= EXERCISE OBJECTIVE =
A single number is the answer here: how many lines of the entries contain "Output"?

= RECORDS =

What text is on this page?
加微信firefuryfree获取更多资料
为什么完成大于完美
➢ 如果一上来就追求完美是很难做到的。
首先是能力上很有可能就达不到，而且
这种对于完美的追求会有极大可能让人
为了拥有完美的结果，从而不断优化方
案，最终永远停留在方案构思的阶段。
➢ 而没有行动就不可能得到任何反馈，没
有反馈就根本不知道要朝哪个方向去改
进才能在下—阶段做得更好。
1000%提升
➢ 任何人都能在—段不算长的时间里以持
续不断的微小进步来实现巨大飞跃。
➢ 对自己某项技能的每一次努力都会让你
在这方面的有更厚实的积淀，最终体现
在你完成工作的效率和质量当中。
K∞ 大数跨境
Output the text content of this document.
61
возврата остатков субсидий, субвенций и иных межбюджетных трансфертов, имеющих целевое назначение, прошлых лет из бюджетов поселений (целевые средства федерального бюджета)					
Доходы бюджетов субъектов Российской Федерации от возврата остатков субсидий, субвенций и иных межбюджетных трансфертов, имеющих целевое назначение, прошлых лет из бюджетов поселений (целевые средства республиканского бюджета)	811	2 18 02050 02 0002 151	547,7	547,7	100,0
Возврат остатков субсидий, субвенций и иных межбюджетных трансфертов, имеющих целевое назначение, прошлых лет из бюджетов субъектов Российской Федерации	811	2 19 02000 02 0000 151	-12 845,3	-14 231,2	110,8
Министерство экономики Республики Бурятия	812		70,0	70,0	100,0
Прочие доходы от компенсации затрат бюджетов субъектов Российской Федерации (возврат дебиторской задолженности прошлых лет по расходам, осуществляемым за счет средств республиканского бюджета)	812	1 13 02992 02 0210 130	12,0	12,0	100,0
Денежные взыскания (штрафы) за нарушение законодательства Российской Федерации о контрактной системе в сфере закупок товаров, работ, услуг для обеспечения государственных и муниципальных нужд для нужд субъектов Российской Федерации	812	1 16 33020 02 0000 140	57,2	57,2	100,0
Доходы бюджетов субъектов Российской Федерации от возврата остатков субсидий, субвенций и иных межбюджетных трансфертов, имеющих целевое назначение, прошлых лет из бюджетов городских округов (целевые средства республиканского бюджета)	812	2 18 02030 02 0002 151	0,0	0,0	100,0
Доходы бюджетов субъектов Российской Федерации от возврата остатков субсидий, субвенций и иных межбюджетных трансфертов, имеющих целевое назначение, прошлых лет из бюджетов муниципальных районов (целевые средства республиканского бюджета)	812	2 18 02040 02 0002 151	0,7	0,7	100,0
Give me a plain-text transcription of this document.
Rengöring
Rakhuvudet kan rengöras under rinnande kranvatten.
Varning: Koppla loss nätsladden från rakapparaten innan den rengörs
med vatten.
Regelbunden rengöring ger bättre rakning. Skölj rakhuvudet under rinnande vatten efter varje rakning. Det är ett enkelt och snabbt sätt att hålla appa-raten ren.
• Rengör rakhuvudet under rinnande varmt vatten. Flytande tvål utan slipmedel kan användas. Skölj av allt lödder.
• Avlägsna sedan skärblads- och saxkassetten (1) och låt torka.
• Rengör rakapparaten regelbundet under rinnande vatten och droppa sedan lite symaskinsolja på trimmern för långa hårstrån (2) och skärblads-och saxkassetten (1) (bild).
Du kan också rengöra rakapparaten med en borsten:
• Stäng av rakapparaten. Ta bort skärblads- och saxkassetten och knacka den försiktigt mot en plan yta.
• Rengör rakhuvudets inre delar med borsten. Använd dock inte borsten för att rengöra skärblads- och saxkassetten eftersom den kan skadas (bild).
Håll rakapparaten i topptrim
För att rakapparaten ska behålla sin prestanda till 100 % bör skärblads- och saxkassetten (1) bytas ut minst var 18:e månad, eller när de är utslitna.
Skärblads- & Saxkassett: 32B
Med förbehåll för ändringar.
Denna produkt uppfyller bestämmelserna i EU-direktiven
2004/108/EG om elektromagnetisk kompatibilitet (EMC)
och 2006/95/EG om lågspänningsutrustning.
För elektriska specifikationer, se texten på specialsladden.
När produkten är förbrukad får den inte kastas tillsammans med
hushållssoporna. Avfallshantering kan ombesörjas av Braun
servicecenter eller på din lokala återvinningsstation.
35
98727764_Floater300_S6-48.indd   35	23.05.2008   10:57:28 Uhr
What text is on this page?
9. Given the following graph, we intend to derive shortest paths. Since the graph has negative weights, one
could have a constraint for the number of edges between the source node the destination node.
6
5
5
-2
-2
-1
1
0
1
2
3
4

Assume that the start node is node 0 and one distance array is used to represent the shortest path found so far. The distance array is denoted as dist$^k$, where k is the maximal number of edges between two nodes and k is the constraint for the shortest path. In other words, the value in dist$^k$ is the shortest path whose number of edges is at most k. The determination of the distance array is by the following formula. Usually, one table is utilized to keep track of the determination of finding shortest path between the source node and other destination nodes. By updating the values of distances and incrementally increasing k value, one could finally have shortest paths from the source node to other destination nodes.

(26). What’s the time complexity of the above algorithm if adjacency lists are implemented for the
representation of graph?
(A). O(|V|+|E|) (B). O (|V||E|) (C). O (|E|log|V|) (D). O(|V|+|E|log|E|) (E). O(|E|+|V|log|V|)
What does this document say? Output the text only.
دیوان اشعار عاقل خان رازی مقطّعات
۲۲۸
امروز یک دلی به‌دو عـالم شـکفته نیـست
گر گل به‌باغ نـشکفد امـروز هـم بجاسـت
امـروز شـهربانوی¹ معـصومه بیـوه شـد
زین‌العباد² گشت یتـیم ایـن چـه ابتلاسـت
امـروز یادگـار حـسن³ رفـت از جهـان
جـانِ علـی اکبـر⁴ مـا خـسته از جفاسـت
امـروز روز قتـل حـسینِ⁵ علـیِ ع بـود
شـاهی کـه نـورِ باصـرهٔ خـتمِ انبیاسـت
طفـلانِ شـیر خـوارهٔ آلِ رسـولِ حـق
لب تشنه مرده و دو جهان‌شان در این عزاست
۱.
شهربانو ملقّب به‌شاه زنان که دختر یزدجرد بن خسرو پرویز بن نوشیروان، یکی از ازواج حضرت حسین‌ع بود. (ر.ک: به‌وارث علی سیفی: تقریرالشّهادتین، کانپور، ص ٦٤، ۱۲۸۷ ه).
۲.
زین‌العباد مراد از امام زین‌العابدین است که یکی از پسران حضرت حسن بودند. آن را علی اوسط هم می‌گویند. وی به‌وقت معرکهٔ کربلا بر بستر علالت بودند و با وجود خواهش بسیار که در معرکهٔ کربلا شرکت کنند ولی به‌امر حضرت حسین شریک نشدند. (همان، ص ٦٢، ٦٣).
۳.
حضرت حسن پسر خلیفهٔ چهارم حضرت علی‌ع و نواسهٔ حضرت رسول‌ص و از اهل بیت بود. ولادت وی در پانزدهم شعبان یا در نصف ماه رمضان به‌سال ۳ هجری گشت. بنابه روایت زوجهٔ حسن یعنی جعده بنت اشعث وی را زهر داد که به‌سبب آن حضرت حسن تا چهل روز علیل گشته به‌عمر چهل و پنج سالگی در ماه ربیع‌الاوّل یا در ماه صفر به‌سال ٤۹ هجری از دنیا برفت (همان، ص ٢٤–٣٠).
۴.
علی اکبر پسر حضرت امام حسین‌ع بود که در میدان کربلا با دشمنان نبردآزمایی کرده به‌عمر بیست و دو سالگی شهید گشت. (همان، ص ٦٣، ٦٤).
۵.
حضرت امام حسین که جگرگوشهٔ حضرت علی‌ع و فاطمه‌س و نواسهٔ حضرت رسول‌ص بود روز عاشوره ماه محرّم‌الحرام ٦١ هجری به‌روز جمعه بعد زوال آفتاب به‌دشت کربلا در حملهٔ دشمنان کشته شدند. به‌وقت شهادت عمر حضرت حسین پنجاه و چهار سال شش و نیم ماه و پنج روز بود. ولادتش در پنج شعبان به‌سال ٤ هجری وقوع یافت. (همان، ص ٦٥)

= TASK SOLUTION =
2